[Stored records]
"""

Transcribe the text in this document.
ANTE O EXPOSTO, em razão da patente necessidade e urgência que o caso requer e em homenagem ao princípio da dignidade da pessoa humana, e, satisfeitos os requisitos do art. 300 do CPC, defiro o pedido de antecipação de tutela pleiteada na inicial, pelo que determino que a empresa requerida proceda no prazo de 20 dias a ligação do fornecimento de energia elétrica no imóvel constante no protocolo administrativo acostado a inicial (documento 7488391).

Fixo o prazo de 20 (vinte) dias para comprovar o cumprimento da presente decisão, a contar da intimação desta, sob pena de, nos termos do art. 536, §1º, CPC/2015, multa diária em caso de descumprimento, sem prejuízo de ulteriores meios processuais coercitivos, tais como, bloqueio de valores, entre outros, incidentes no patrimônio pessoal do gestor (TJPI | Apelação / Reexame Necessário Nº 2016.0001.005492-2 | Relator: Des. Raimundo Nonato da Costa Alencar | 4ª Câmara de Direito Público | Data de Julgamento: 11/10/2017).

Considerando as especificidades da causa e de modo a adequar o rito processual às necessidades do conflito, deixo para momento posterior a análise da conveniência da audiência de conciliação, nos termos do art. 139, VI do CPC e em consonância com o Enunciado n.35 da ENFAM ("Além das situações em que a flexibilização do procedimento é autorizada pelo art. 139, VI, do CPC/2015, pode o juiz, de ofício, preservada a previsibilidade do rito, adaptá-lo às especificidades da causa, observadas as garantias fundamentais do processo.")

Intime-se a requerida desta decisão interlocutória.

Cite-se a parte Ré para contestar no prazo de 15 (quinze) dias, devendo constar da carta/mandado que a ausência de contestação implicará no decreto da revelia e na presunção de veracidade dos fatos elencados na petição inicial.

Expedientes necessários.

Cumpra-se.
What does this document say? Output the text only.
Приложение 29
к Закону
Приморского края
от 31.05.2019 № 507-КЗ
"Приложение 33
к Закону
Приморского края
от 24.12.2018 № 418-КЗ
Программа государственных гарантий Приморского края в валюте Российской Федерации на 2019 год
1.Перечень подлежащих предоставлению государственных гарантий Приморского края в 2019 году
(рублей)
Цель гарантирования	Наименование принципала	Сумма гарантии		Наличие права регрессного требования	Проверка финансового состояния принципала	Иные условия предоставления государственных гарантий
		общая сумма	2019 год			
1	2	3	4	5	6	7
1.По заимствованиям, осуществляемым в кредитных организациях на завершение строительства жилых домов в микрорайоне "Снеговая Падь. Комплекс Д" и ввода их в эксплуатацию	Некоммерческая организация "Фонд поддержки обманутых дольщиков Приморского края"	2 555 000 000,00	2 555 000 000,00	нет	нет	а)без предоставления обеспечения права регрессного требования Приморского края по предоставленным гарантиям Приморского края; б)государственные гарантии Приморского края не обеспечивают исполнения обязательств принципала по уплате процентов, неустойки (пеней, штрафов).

"""

Problem statement: From the listing above, pick out each line where the word "text" appears.

Task answer:
Transcribe the text in this document.
What does this document say? Output the text only.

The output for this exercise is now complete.